### DIRECTIONS FOR THIS TASK
Copy out each line that mentions the word "JSON".

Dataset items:
# # # # #

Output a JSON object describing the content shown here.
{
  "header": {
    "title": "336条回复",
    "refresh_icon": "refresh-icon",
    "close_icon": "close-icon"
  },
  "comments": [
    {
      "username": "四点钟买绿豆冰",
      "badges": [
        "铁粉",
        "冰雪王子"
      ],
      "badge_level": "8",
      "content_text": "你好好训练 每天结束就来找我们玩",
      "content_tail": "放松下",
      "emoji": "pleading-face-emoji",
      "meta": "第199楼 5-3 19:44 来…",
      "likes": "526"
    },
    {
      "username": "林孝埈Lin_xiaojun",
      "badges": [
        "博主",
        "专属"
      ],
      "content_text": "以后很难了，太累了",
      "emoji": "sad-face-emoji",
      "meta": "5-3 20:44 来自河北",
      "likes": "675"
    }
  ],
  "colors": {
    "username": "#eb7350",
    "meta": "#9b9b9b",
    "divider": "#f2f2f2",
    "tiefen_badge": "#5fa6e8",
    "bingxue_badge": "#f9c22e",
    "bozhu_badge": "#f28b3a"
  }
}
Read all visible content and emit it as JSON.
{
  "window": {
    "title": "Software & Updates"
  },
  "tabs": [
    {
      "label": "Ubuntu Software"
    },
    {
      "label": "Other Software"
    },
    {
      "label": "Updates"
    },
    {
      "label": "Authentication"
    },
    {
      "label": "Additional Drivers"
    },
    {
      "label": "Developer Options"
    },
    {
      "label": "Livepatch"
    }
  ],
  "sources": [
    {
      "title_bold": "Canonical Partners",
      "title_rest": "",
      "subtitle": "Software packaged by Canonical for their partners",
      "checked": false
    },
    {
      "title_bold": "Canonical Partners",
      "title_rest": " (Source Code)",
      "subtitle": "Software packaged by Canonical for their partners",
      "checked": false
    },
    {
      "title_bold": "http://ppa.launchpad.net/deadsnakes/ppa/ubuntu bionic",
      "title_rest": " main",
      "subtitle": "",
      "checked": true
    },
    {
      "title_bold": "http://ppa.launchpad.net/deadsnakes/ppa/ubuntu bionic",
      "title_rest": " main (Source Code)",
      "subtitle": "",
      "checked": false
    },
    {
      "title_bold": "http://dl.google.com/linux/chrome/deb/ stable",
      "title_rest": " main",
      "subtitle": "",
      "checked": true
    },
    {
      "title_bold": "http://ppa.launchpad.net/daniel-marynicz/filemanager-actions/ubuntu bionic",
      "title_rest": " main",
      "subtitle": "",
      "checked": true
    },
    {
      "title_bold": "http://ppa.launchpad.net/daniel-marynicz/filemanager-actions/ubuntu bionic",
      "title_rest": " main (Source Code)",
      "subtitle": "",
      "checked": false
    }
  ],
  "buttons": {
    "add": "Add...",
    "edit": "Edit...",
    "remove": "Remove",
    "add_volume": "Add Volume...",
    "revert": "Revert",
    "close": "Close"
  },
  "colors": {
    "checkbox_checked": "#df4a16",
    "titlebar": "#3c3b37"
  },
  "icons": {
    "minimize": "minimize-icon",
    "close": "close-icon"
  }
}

# # # # #

### OUTPUT FOR THIS TASK
Output a JSON object describing the content shown here.
Read all visible content and emit it as JSON.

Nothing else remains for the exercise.